=== Data extract ===
/---

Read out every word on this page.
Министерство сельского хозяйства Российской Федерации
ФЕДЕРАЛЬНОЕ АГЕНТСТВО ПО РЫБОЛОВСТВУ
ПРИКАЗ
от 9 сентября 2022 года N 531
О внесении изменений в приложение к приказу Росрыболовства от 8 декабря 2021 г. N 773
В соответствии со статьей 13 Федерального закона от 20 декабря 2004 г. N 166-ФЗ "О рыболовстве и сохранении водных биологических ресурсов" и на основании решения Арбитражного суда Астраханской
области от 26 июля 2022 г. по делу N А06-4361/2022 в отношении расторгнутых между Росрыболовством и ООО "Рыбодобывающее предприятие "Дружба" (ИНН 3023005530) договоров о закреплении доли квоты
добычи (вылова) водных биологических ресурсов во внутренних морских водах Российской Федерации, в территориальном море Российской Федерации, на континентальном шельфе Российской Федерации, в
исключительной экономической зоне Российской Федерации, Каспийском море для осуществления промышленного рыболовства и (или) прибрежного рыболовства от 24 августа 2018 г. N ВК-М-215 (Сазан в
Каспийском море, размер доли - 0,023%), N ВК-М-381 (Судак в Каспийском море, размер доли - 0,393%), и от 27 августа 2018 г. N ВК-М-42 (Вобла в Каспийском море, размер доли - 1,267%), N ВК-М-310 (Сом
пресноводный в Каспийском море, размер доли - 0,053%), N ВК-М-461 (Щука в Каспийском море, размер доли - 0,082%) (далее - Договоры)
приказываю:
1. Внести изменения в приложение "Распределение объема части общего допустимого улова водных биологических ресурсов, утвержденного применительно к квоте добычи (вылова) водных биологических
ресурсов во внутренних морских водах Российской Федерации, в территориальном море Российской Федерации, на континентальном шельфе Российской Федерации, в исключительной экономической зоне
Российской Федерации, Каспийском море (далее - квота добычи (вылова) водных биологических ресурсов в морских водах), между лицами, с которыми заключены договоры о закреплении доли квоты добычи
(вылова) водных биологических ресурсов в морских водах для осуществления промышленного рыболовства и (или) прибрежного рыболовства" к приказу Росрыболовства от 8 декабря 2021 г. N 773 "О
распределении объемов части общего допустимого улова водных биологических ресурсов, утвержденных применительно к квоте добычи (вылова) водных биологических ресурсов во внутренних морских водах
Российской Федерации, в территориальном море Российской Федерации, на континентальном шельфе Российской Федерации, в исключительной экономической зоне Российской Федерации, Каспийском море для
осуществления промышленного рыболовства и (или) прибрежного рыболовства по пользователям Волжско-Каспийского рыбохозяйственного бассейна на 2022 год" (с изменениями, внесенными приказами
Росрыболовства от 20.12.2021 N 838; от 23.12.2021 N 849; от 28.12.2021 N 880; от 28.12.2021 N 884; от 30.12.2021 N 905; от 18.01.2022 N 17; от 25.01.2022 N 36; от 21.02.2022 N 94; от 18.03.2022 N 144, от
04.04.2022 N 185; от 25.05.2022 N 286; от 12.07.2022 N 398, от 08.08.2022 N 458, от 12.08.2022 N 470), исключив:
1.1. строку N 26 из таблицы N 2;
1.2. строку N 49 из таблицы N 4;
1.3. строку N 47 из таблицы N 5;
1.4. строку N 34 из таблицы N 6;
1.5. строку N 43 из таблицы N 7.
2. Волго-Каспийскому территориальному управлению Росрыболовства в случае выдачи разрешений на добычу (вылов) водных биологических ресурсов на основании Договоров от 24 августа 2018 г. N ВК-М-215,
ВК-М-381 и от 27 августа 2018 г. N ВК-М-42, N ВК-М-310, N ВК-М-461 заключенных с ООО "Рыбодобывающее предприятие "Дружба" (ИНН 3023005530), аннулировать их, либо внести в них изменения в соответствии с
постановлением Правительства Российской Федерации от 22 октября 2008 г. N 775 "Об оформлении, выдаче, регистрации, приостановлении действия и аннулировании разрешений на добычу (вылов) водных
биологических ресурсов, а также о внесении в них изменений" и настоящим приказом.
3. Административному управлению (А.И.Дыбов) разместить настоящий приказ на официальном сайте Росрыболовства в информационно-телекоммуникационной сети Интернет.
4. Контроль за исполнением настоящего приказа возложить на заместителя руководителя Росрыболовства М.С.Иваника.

\---

=== Problem requirements ===
Reproduce all of the material above word for word.

=== Correct answer ===
Read out every word on this page.
Министерство сельского хозяйства Российской Федерации
ФЕДЕРАЛЬНОЕ АГЕНТСТВО ПО РЫБОЛОВСТВУ
ПРИКАЗ
от 9 сентября 2022 года N 531
О внесении изменений в приложение к приказу Росрыболовства от 8 декабря 2021 г. N 773
В соответствии со статьей 13 Федерального закона от 20 декабря 2004 г. N 166-ФЗ "О рыболовстве и сохранении водных биологических ресурсов" и на основании решения Арбитражного суда Астраханской
области от 26 июля 2022 г. по делу N А06-4361/2022 в отношении расторгнутых между Росрыболовством и ООО "Рыбодобывающее предприятие "Дружба" (ИНН 3023005530) договоров о закреплении доли квоты
добычи (вылова) водных биологических ресурсов во внутренних морских водах Российской Федерации, в территориальном море Российской Федерации, на континентальном шельфе Российской Федерации, в
исключительной экономической зоне Российской Федерации, Каспийском море для осуществления промышленного рыболовства и (или) прибрежного рыболовства от 24 августа 2018 г. N ВК-М-215 (Сазан в
Каспийском море, размер доли - 0,023%), N ВК-М-381 (Судак в Каспийском море, размер доли - 0,393%), и от 27 августа 2018 г. N ВК-М-42 (Вобла в Каспийском море, размер доли - 1,267%), N ВК-М-310 (Сом
пресноводный в Каспийском море, размер доли - 0,053%), N ВК-М-461 (Щука в Каспийском море, размер доли - 0,082%) (далее - Договоры)
приказываю:
1. Внести изменения в приложение "Распределение объема части общего допустимого улова водных биологических ресурсов, утвержденного применительно к квоте добычи (вылова) водных биологических
ресурсов во внутренних морских водах Российской Федерации, в территориальном море Российской Федерации, на континентальном шельфе Российской Федерации, в исключительной экономической зоне
Российской Федерации, Каспийском море (далее - квота добычи (вылова) водных биологических ресурсов в морских водах), между лицами, с которыми заключены договоры о закреплении доли квоты добычи
(вылова) водных биологических ресурсов в морских водах для осуществления промышленного рыболовства и (или) прибрежного рыболовства" к приказу Росрыболовства от 8 декабря 2021 г. N 773 "О
распределении объемов части общего допустимого улова водных биологических ресурсов, утвержденных применительно к квоте добычи (вылова) водных биологических ресурсов во внутренних морских водах
Российской Федерации, в территориальном море Российской Федерации, на континентальном шельфе Российской Федерации, в исключительной экономической зоне Российской Федерации, Каспийском море для
осуществления промышленного рыболовства и (или) прибрежного рыболовства по пользователям Волжско-Каспийского рыбохозяйственного бассейна на 2022 год" (с изменениями, внесенными приказами
Росрыболовства от 20.12.2021 N 838; от 23.12.2021 N 849; от 28.12.2021 N 880; от 28.12.2021 N 884; от 30.12.2021 N 905; от 18.01.2022 N 17; от 25.01.2022 N 36; от 21.02.2022 N 94; от 18.03.2022 N 144, от
04.04.2022 N 185; от 25.05.2022 N 286; от 12.07.2022 N 398, от 08.08.2022 N 458, от 12.08.2022 N 470), исключив:
1.1. строку N 26 из таблицы N 2;
1.2. строку N 49 из таблицы N 4;
1.3. строку N 47 из таблицы N 5;
1.4. строку N 34 из таблицы N 6;
1.5. строку N 43 из таблицы N 7.
2. Волго-Каспийскому территориальному управлению Росрыболовства в случае выдачи разрешений на добычу (вылов) водных биологических ресурсов на основании Договоров от 24 августа 2018 г. N ВК-М-215,
ВК-М-381 и от 27 августа 2018 г. N ВК-М-42, N ВК-М-310, N ВК-М-461 заключенных с ООО "Рыбодобывающее предприятие "Дружба" (ИНН 3023005530), аннулировать их, либо внести в них изменения в соответствии с
постановлением Правительства Российской Федерации от 22 октября 2008 г. N 775 "Об оформлении, выдаче, регистрации, приостановлении действия и аннулировании разрешений на добычу (вылов) водных
биологических ресурсов, а также о внесении в них изменений" и настоящим приказом.
3. Административному управлению (А.И.Дыбов) разместить настоящий приказ на официальном сайте Росрыболовства в информационно-телекоммуникационной сети Интернет.
4. Контроль за исполнением настоящего приказа возложить на заместителя руководителя Росрыболовства М.С.Иваника.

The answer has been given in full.